■ **WHAT THIS TASK INVOLVES**
All of the entries need to be written out again, exactly as they are.

# START OF RECORD EXCERPTS

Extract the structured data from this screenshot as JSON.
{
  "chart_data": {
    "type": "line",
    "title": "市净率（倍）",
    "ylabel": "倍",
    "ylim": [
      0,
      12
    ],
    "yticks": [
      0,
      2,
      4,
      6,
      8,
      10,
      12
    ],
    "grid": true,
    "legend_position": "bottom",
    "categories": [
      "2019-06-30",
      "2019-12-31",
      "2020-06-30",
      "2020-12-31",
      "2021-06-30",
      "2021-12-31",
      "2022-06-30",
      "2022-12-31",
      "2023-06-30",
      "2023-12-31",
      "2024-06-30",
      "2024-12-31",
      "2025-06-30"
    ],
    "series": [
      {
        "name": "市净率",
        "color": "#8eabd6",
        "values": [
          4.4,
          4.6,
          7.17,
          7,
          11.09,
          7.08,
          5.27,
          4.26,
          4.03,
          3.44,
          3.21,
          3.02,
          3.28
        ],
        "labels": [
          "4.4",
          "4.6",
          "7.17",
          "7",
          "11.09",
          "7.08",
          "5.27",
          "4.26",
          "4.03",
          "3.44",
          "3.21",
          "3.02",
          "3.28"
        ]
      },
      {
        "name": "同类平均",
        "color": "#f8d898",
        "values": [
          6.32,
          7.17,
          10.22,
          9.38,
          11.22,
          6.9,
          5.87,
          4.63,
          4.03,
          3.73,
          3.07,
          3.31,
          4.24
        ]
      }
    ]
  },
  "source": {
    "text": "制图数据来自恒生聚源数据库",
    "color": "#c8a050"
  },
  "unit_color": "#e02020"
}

# END OF RECORD EXCERPTS

■ **RESPONSE**
Extract the structured data from this screenshot as JSON.
{
  "chart_data": {
    "type": "line",
    "title": "市净率（倍）",
    "ylabel": "倍",
    "ylim": [
      0,
      12
    ],
    "yticks": [
      0,
      2,
      4,
      6,
      8,
      10,
      12
    ],
    "grid": true,
    "legend_position": "bottom",
    "categories": [
      "2019-06-30",
      "2019-12-31",
      "2020-06-30",
      "2020-12-31",
      "2021-06-30",
      "2021-12-31",
      "2022-06-30",
      "2022-12-31",
      "2023-06-30",
      "2023-12-31",
      "2024-06-30",
      "2024-12-31",
      "2025-06-30"
    ],
    "series": [
      {
        "name": "市净率",
        "color": "#8eabd6",
        "values": [
          4.4,
          4.6,
          7.17,
          7,
          11.09,
          7.08,
          5.27,
          4.26,
          4.03,
          3.44,
          3.21,
          3.02,
          3.28
        ],
        "labels": [
          "4.4",
          "4.6",
          "7.17",
          "7",
          "11.09",
          "7.08",
          "5.27",
          "4.26",
          "4.03",
          "3.44",
          "3.21",
          "3.02",
          "3.28"
        ]
      },
      {
        "name": "同类平均",
        "color": "#f8d898",
        "values": [
          6.32,
          7.17,
          10.22,
          9.38,
          11.22,
          6.9,
          5.87,
          4.63,
          4.03,
          3.73,
          3.07,
          3.31,
          4.24
        ]
      }
    ]
  },
  "source": {
    "text": "制图数据来自恒生聚源数据库",
    "color": "#c8a050"
  },
  "unit_color": "#e02020"
}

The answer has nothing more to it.